>> start Material provided
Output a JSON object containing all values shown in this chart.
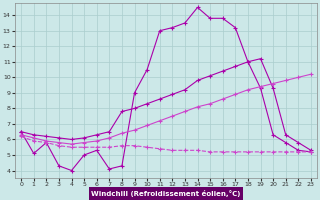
{
  "xlabel": "Windchill (Refroidissement éolien,°C)",
  "background_color": "#cce8e8",
  "grid_color": "#aacece",
  "line_color": "#aa00aa",
  "xlim": [
    -0.5,
    23.5
  ],
  "ylim": [
    3.5,
    14.8
  ],
  "yticks": [
    4,
    5,
    6,
    7,
    8,
    9,
    10,
    11,
    12,
    13,
    14
  ],
  "xticks": [
    0,
    1,
    2,
    3,
    4,
    5,
    6,
    7,
    8,
    9,
    10,
    11,
    12,
    13,
    14,
    15,
    16,
    17,
    18,
    19,
    20,
    21,
    22,
    23
  ],
  "line1_x": [
    0,
    1,
    2,
    3,
    4,
    5,
    6,
    7,
    8,
    9,
    10,
    11,
    12,
    13,
    14,
    15,
    16,
    17,
    18,
    19,
    20,
    21,
    22,
    23
  ],
  "line1_y": [
    6.5,
    5.1,
    5.8,
    4.3,
    4.0,
    5.0,
    5.3,
    4.1,
    4.3,
    9.0,
    10.5,
    13.0,
    13.2,
    13.5,
    14.5,
    13.8,
    13.8,
    13.2,
    11.0,
    9.3,
    6.3,
    5.8,
    5.3,
    5.2
  ],
  "line2_x": [
    0,
    1,
    2,
    3,
    4,
    5,
    6,
    7,
    8,
    9,
    10,
    11,
    12,
    13,
    14,
    15,
    16,
    17,
    18,
    19,
    20,
    21,
    22,
    23
  ],
  "line2_y": [
    6.5,
    6.3,
    6.2,
    6.1,
    6.0,
    6.1,
    6.3,
    6.5,
    7.8,
    8.0,
    8.3,
    8.6,
    8.9,
    9.2,
    9.8,
    10.1,
    10.4,
    10.7,
    11.0,
    11.2,
    9.3,
    6.3,
    5.8,
    5.3
  ],
  "line3_x": [
    0,
    1,
    2,
    3,
    4,
    5,
    6,
    7,
    8,
    9,
    10,
    11,
    12,
    13,
    14,
    15,
    16,
    17,
    18,
    19,
    20,
    21,
    22,
    23
  ],
  "line3_y": [
    6.3,
    6.1,
    5.9,
    5.8,
    5.7,
    5.8,
    5.9,
    6.1,
    6.4,
    6.6,
    6.9,
    7.2,
    7.5,
    7.8,
    8.1,
    8.3,
    8.6,
    8.9,
    9.2,
    9.4,
    9.6,
    9.8,
    10.0,
    10.2
  ],
  "line4_x": [
    0,
    1,
    2,
    3,
    4,
    5,
    6,
    7,
    8,
    9,
    10,
    11,
    12,
    13,
    14,
    15,
    16,
    17,
    18,
    19,
    20,
    21,
    22,
    23
  ],
  "line4_y": [
    6.2,
    5.9,
    5.8,
    5.6,
    5.5,
    5.5,
    5.5,
    5.5,
    5.6,
    5.6,
    5.5,
    5.4,
    5.3,
    5.3,
    5.3,
    5.2,
    5.2,
    5.2,
    5.2,
    5.2,
    5.2,
    5.2,
    5.2,
    5.2
  ]
}
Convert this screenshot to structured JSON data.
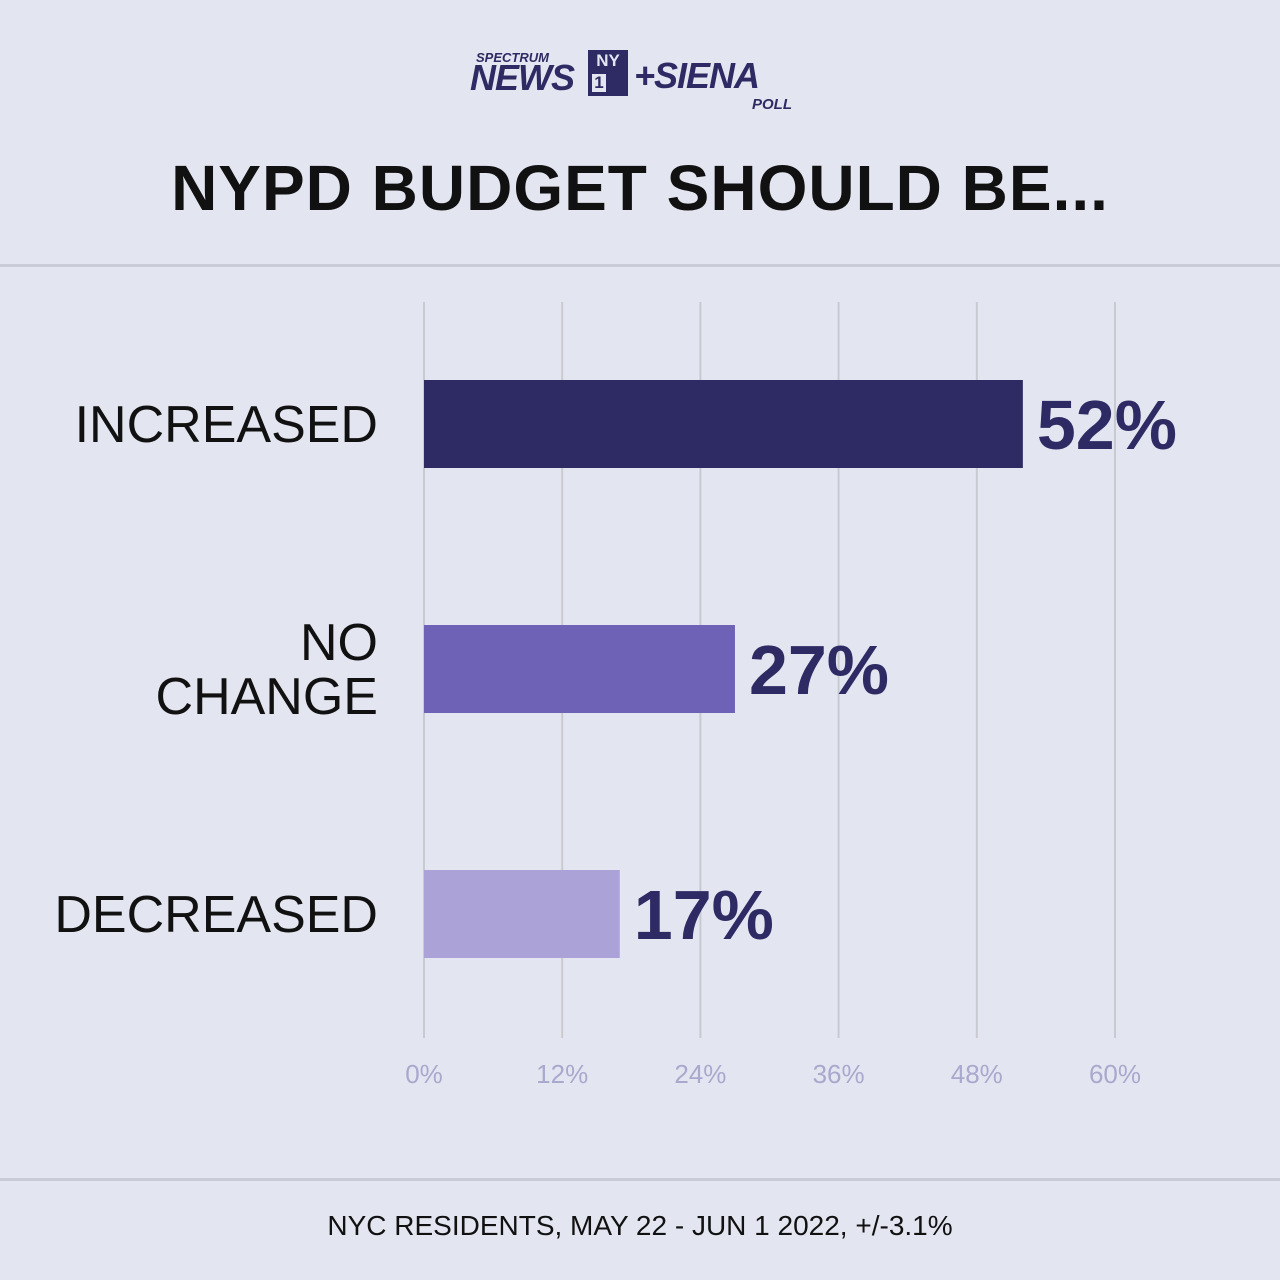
{
  "logo": {
    "spectrum": "SPECTRUM",
    "news": "NEWS",
    "ny": "NY",
    "one": "1",
    "siena": "+SIENA",
    "poll": "POLL"
  },
  "title": "NYPD BUDGET SHOULD BE...",
  "footer": "NYC RESIDENTS, MAY 22 - JUN 1 2022, +/-3.1%",
  "colors": {
    "increased": "#2e2a63",
    "no_change": "#6e62b6",
    "decreased": "#aba3d7",
    "value_text": "#2e2a63",
    "grid": "#c9cad0",
    "tick_text": "#a9a8cd"
  },
  "chart_data": {
    "type": "bar",
    "orientation": "horizontal",
    "categories": [
      [
        "INCREASED"
      ],
      [
        "NO",
        "CHANGE"
      ],
      [
        "DECREASED"
      ]
    ],
    "values": [
      52,
      27,
      17
    ],
    "value_labels": [
      "52%",
      "27%",
      "17%"
    ],
    "xlim": [
      0,
      60
    ],
    "xticks": [
      0,
      12,
      24,
      36,
      48,
      60
    ],
    "xtick_labels": [
      "0%",
      "12%",
      "24%",
      "36%",
      "48%",
      "60%"
    ],
    "grid": true,
    "title": "NYPD BUDGET SHOULD BE...",
    "xlabel": "",
    "ylabel": ""
  }
}
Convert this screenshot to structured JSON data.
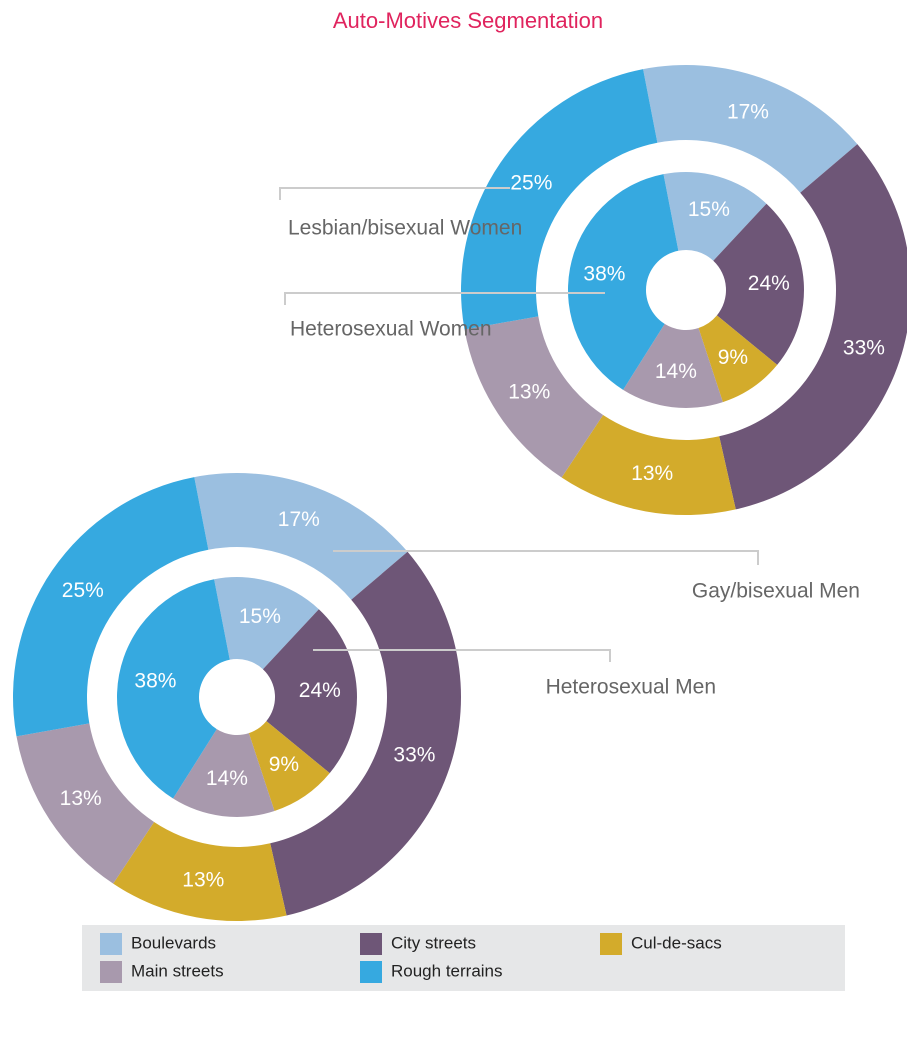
{
  "chart_data": {
    "type": "donut",
    "title": "Auto-Motives Segmentation",
    "categories": [
      "Boulevards",
      "City streets",
      "Cul-de-sacs",
      "Main streets",
      "Rough terrains"
    ],
    "colors": [
      "#9bbfe0",
      "#6e5677",
      "#d3ab2b",
      "#a899ad",
      "#36a9e0"
    ],
    "series": [
      {
        "name": "Lesbian/bisexual Women",
        "values": [
          17,
          33,
          13,
          13,
          25
        ],
        "value_labels": [
          "17%",
          "33%",
          "13%",
          "13%",
          "25%"
        ]
      },
      {
        "name": "Heterosexual Women",
        "values": [
          15,
          24,
          9,
          14,
          38
        ],
        "value_labels": [
          "15%",
          "24%",
          "9%",
          "14%",
          "38%"
        ]
      },
      {
        "name": "Gay/bisexual Men",
        "values": [
          17,
          33,
          13,
          13,
          25
        ],
        "value_labels": [
          "17%",
          "33%",
          "13%",
          "13%",
          "25%"
        ]
      },
      {
        "name": "Heterosexual Men",
        "values": [
          15,
          24,
          9,
          14,
          38
        ],
        "value_labels": [
          "15%",
          "24%",
          "9%",
          "14%",
          "38%"
        ]
      }
    ]
  }
}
>> end Material provided
▶ _Task to complete_
Locate all lines in the listing above with the word "NYPD" and copy them.

▶ _Right answer_
  "title": "NYPD BUDGET SHOULD BE...",
    "title": "NYPD BUDGET SHOULD BE...",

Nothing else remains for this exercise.